DATA ENTRIES ->
**********

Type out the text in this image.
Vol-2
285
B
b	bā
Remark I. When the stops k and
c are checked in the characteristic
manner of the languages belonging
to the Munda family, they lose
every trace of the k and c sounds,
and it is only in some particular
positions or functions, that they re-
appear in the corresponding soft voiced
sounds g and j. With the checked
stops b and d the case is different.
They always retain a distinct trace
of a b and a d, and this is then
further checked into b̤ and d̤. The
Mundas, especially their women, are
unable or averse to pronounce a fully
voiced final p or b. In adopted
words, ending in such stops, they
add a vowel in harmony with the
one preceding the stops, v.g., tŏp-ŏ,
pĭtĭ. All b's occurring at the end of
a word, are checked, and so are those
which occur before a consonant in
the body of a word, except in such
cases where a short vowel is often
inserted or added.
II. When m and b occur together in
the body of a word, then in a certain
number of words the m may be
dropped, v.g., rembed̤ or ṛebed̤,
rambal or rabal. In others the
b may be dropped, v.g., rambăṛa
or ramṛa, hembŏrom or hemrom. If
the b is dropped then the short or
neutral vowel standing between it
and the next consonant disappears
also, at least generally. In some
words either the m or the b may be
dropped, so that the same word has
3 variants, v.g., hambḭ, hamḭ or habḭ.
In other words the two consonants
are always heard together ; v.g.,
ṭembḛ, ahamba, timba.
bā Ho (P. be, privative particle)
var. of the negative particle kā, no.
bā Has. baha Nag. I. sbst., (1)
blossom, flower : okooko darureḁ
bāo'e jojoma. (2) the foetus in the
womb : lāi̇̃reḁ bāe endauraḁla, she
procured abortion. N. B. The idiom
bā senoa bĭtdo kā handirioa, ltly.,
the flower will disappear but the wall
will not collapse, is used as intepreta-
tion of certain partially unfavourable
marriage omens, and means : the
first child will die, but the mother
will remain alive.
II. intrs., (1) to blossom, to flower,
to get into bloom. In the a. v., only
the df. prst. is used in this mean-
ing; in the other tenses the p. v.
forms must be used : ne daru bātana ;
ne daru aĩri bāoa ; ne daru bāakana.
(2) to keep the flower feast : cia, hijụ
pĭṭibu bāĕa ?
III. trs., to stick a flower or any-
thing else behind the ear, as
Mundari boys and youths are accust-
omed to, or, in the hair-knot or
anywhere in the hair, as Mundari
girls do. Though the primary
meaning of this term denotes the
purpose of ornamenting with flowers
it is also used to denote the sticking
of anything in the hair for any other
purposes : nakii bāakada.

**********

THE EXERCISE ->
Please restate the whole listing word for word.

OUTPUT OF THE TASK ->
Type out the text in this image.
Vol-2
285
B
b	bā
Remark I. When the stops k and
c are checked in the characteristic
manner of the languages belonging
to the Munda family, they lose
every trace of the k and c sounds,
and it is only in some particular
positions or functions, that they re-
appear in the corresponding soft voiced
sounds g and j. With the checked
stops b and d the case is different.
They always retain a distinct trace
of a b and a d, and this is then
further checked into b̤ and d̤. The
Mundas, especially their women, are
unable or averse to pronounce a fully
voiced final p or b. In adopted
words, ending in such stops, they
add a vowel in harmony with the
one preceding the stops, v.g., tŏp-ŏ,
pĭtĭ. All b's occurring at the end of
a word, are checked, and so are those
which occur before a consonant in
the body of a word, except in such
cases where a short vowel is often
inserted or added.
II. When m and b occur together in
the body of a word, then in a certain
number of words the m may be
dropped, v.g., rembed̤ or ṛebed̤,
rambal or rabal. In others the
b may be dropped, v.g., rambăṛa
or ramṛa, hembŏrom or hemrom. If
the b is dropped then the short or
neutral vowel standing between it
and the next consonant disappears
also, at least generally. In some
words either the m or the b may be
dropped, so that the same word has
3 variants, v.g., hambḭ, hamḭ or habḭ.
In other words the two consonants
are always heard together ; v.g.,
ṭembḛ, ahamba, timba.
bā Ho (P. be, privative particle)
var. of the negative particle kā, no.
bā Has. baha Nag. I. sbst., (1)
blossom, flower : okooko darureḁ
bāo'e jojoma. (2) the foetus in the
womb : lāi̇̃reḁ bāe endauraḁla, she
procured abortion. N. B. The idiom
bā senoa bĭtdo kā handirioa, ltly.,
the flower will disappear but the wall
will not collapse, is used as intepreta-
tion of certain partially unfavourable
marriage omens, and means : the
first child will die, but the mother
will remain alive.
II. intrs., (1) to blossom, to flower,
to get into bloom. In the a. v., only
the df. prst. is used in this mean-
ing; in the other tenses the p. v.
forms must be used : ne daru bātana ;
ne daru aĩri bāoa ; ne daru bāakana.
(2) to keep the flower feast : cia, hijụ
pĭṭibu bāĕa ?
III. trs., to stick a flower or any-
thing else behind the ear, as
Mundari boys and youths are accust-
omed to, or, in the hair-knot or
anywhere in the hair, as Mundari
girls do. Though the primary
meaning of this term denotes the
purpose of ornamenting with flowers
it is also used to denote the sticking
of anything in the hair for any other
purposes : nakii bāakada.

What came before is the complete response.